* Request
Return the complete listing that follows, with each line reproduced exactly.

** START Extracted entries **

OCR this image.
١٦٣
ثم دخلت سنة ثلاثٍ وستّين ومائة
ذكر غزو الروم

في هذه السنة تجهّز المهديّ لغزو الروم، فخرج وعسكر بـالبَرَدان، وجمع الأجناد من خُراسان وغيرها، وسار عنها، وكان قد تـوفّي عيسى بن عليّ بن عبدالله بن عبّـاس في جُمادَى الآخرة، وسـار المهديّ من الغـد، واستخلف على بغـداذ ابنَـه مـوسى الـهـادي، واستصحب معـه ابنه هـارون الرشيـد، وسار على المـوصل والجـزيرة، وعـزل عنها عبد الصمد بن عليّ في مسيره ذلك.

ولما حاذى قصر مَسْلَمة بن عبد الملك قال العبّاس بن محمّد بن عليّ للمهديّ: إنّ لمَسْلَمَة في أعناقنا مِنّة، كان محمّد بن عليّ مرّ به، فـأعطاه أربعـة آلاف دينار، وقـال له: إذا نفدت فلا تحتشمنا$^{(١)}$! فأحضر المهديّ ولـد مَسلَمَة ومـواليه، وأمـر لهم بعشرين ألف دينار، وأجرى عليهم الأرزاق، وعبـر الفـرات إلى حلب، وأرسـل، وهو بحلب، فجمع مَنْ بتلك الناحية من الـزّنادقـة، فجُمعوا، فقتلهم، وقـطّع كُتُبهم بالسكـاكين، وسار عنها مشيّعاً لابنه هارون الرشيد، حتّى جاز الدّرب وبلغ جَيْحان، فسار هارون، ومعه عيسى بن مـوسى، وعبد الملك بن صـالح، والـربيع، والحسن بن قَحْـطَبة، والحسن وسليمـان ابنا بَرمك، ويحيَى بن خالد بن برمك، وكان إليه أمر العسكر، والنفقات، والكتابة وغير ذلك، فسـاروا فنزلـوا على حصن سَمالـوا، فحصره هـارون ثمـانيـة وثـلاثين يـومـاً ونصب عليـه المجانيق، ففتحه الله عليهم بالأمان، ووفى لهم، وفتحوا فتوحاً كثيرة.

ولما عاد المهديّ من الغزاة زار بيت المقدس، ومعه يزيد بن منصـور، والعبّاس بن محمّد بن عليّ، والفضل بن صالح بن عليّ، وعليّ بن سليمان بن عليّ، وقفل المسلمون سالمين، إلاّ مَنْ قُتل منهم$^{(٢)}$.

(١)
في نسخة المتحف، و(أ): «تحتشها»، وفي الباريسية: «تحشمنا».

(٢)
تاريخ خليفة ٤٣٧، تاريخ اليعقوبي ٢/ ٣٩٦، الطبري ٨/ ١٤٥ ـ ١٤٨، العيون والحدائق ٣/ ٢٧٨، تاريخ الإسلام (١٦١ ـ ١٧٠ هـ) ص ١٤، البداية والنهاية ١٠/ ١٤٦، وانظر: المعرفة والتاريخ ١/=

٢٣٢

** END Extracted entries **

* Full answer
OCR this image.
١٦٣
ثم دخلت سنة ثلاثٍ وستّين ومائة
ذكر غزو الروم

في هذه السنة تجهّز المهديّ لغزو الروم، فخرج وعسكر بـالبَرَدان، وجمع الأجناد من خُراسان وغيرها، وسار عنها، وكان قد تـوفّي عيسى بن عليّ بن عبدالله بن عبّـاس في جُمادَى الآخرة، وسـار المهديّ من الغـد، واستخلف على بغـداذ ابنَـه مـوسى الـهـادي، واستصحب معـه ابنه هـارون الرشيـد، وسار على المـوصل والجـزيرة، وعـزل عنها عبد الصمد بن عليّ في مسيره ذلك.

ولما حاذى قصر مَسْلَمة بن عبد الملك قال العبّاس بن محمّد بن عليّ للمهديّ: إنّ لمَسْلَمَة في أعناقنا مِنّة، كان محمّد بن عليّ مرّ به، فـأعطاه أربعـة آلاف دينار، وقـال له: إذا نفدت فلا تحتشمنا$^{(١)}$! فأحضر المهديّ ولـد مَسلَمَة ومـواليه، وأمـر لهم بعشرين ألف دينار، وأجرى عليهم الأرزاق، وعبـر الفـرات إلى حلب، وأرسـل، وهو بحلب، فجمع مَنْ بتلك الناحية من الـزّنادقـة، فجُمعوا، فقتلهم، وقـطّع كُتُبهم بالسكـاكين، وسار عنها مشيّعاً لابنه هارون الرشيد، حتّى جاز الدّرب وبلغ جَيْحان، فسار هارون، ومعه عيسى بن مـوسى، وعبد الملك بن صـالح، والـربيع، والحسن بن قَحْـطَبة، والحسن وسليمـان ابنا بَرمك، ويحيَى بن خالد بن برمك، وكان إليه أمر العسكر، والنفقات، والكتابة وغير ذلك، فسـاروا فنزلـوا على حصن سَمالـوا، فحصره هـارون ثمـانيـة وثـلاثين يـومـاً ونصب عليـه المجانيق، ففتحه الله عليهم بالأمان، ووفى لهم، وفتحوا فتوحاً كثيرة.

ولما عاد المهديّ من الغزاة زار بيت المقدس، ومعه يزيد بن منصـور، والعبّاس بن محمّد بن عليّ، والفضل بن صالح بن عليّ، وعليّ بن سليمان بن عليّ، وقفل المسلمون سالمين، إلاّ مَنْ قُتل منهم$^{(٢)}$.

(١)
في نسخة المتحف، و(أ): «تحتشها»، وفي الباريسية: «تحشمنا».

(٢)
تاريخ خليفة ٤٣٧، تاريخ اليعقوبي ٢/ ٣٩٦، الطبري ٨/ ١٤٥ ـ ١٤٨، العيون والحدائق ٣/ ٢٧٨، تاريخ الإسلام (١٦١ ـ ١٧٠ هـ) ص ١٤، البداية والنهاية ١٠/ ١٤٦، وانظر: المعرفة والتاريخ ١/=

٢٣٢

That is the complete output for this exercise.